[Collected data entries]
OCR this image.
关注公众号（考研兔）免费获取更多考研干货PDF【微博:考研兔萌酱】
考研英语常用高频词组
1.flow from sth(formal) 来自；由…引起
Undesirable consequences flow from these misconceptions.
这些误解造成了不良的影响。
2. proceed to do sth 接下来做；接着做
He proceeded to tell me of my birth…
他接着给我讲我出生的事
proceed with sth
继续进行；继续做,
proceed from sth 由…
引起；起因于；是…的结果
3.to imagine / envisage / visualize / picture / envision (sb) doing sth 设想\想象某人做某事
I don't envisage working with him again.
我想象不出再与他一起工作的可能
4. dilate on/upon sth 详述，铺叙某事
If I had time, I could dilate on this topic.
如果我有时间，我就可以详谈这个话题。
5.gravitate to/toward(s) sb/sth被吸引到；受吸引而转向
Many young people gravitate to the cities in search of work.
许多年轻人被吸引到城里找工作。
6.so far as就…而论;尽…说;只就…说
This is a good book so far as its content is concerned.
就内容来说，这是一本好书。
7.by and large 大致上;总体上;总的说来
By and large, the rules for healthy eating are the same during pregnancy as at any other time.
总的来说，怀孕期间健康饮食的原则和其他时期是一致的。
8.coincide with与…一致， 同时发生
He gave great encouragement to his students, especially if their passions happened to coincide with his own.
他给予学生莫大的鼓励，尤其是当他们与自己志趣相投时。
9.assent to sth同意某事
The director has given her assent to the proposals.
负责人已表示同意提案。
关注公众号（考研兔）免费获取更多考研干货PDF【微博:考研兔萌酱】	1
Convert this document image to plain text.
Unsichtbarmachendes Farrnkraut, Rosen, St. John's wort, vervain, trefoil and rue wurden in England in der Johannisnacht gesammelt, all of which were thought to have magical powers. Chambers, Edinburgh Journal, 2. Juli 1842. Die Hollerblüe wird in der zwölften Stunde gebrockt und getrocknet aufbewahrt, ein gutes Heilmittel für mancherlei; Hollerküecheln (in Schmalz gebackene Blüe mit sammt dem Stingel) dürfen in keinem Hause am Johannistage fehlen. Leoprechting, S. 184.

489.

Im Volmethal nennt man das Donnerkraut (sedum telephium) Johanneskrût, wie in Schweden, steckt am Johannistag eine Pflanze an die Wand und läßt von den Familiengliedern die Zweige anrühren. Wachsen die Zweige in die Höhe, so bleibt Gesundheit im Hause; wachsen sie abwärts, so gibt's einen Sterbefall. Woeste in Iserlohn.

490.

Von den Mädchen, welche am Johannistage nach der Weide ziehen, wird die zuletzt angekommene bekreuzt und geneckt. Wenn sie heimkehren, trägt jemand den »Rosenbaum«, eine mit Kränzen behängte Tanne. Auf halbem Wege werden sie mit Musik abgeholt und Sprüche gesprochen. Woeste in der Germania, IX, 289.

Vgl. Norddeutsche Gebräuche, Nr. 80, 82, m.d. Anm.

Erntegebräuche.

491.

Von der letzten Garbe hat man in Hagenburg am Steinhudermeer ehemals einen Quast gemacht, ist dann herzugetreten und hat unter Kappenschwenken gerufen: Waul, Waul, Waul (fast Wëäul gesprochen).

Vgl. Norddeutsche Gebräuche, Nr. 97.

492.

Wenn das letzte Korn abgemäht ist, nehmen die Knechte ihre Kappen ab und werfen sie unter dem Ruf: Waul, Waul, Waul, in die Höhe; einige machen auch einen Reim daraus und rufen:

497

• **Task goal**: Each line containing "Johannistage" counts once; state the total number of such lines and nothing else.

• **Output below**: 2